(Layout element lines)
-.-.-

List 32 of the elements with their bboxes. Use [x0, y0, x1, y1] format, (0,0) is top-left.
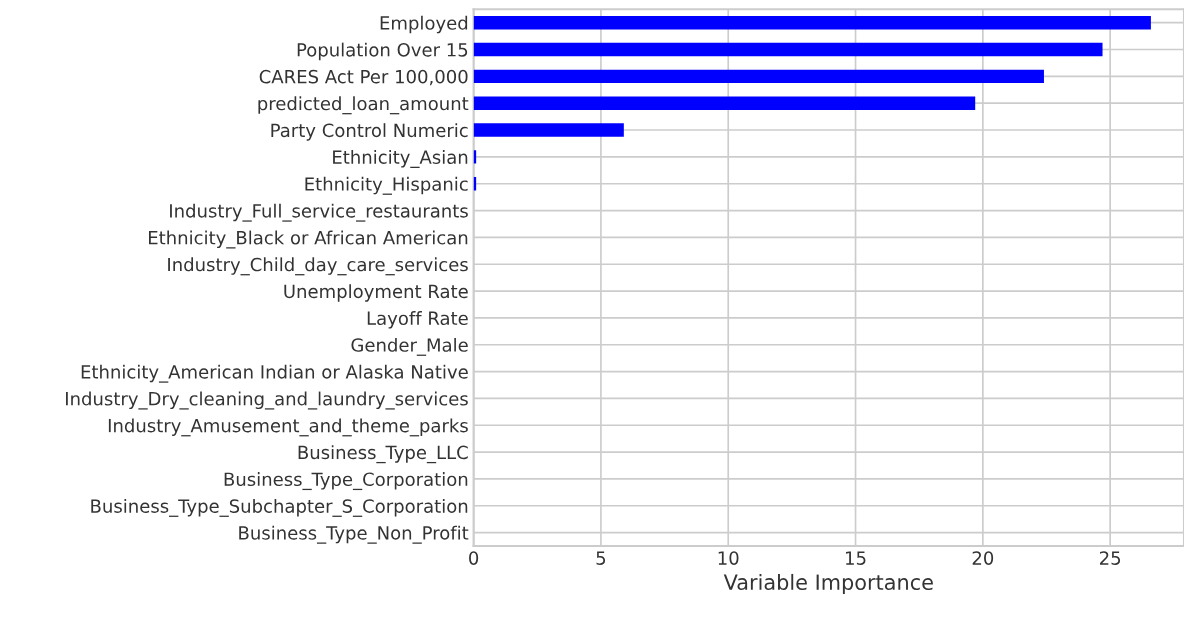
y-tick-label: Ethnicity_Hispanic [305, 176, 468, 195]
bar [473, 96, 976, 110]
bar [473, 15, 1151, 30]
x-tick-label: 5 [596, 551, 606, 565]
y-tick-label: Industry_Full_service_restaurants [170, 203, 468, 222]
y-tick-label: Layoff Rate [367, 311, 468, 329]
y-tick-label: Business_Type_LLC [298, 445, 468, 464]
y-tick-label: Business_Type_Corporation [224, 472, 468, 491]
y-tick-label: Industry_Dry_cleaning_and_laundry_services [66, 391, 468, 410]
y-tick-label: Unemployment Rate [284, 284, 468, 302]
bar [473, 69, 1044, 84]
y-tick-label: Ethnicity_Black or African American [149, 230, 468, 249]
y-tick-label: Ethnicity_Asian [333, 150, 468, 168]
x-axis-title: Variable Importance [723, 573, 933, 595]
y-tick-label: CARES Act Per 100,000 [259, 69, 468, 86]
y-tick-label: Ethnicity_American Indian or Alaska Native [81, 364, 468, 383]
bar [473, 42, 1103, 57]
y-tick-label: Industry_Child_day_care_services [168, 257, 468, 276]
y-tick-label: Employed [380, 15, 468, 34]
y-tick-label: Gender_Male [351, 337, 468, 356]
x-tick-label: 15 [846, 551, 866, 565]
x-tick-label: 10 [718, 551, 739, 565]
bar [473, 123, 624, 137]
y-tick-label: Business_Type_Subchapter_S_Corporation [91, 498, 468, 517]
x-tick-label: 25 [1099, 551, 1121, 565]
y-tick-label: Population Over 15 [297, 42, 468, 61]
y-tick-label: predicted_loan_amount [258, 96, 469, 115]
y-tick-label: Business_Type_Non_Profit [239, 525, 469, 544]
x-tick-label: 0 [469, 551, 479, 565]
y-tick-label: Industry_Amusement_and_theme_parks [108, 418, 468, 437]
x-tick-label: 20 [972, 551, 994, 565]
y-tick-label: Party Control Numeric [271, 123, 468, 141]
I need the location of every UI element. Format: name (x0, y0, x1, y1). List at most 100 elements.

-.-.-

Your task ▸ Can you give the lines starting at the one containing "y-tick-label: Ethnicity_Hispanic [305, 176, 468, 195]" and ending at the one containing "498, 468, 517]" as a Markdown table with the columns Row and Line, leaving out any blank lines?

The solution ▸
| Row | Line |
|---|---|
| 1 | y-tick-label: Ethnicity_Hispanic [305, 176, 468, 195] |
| 2 | bar [473, 96, 976, 110] |
| 3 | bar [473, 15, 1151, 30] |
| 4 | x-tick-label: 5 [596, 551, 606, 565] |
| 5 | y-tick-label: Industry_Full_service_restaurants [170, 203, 468, 222] |
| 6 | y-tick-label: Layoff Rate [367, 311, 468, 329] |
| 7 | y-tick-label: Business_Type_LLC [298, 445, 468, 464] |
| 8 | y-tick-label: Business_Type_Corporation [224, 472, 468, 491] |
| 9 | y-tick-label: Industry_Dry_cleaning_and_laundry_services [66, 391, 468, 410] |
| 10 | y-tick-label: Unemployment Rate [284, 284, 468, 302] |
| 11 | bar [473, 69, 1044, 84] |
| 12 | y-tick-label: Ethnicity_Black or African American [149, 230, 468, 249] |
| 13 | y-tick-label: Ethnicity_Asian [333, 150, 468, 168] |
| 14 | x-axis-title: Variable Importance [723, 573, 933, 595] |
| 15 | y-tick-label: CARES Act Per 100,000 [259, 69, 468, 86] |
| 16 | y-tick-label: Ethnicity_American Indian or Alaska Native [81, 364, 468, 383] |
| 17 | bar [473, 42, 1103, 57] |
| 18 | y-tick-label: Industry_Child_day_care_services [168, 257, 468, 276] |
| 19 | y-tick-label: Employed [380, 15, 468, 34] |
| 20 | y-tick-label: Gender_Male [351, 337, 468, 356] |
| 21 | x-tick-label: 15 [846, 551, 866, 565] |
| 22 | x-tick-label: 10 [718, 551, 739, 565] |
| 23 | bar [473, 123, 624, 137] |
| 24 | y-tick-label: Business_Type_Subchapter_S_Corporation [91, 498, 468, 517] |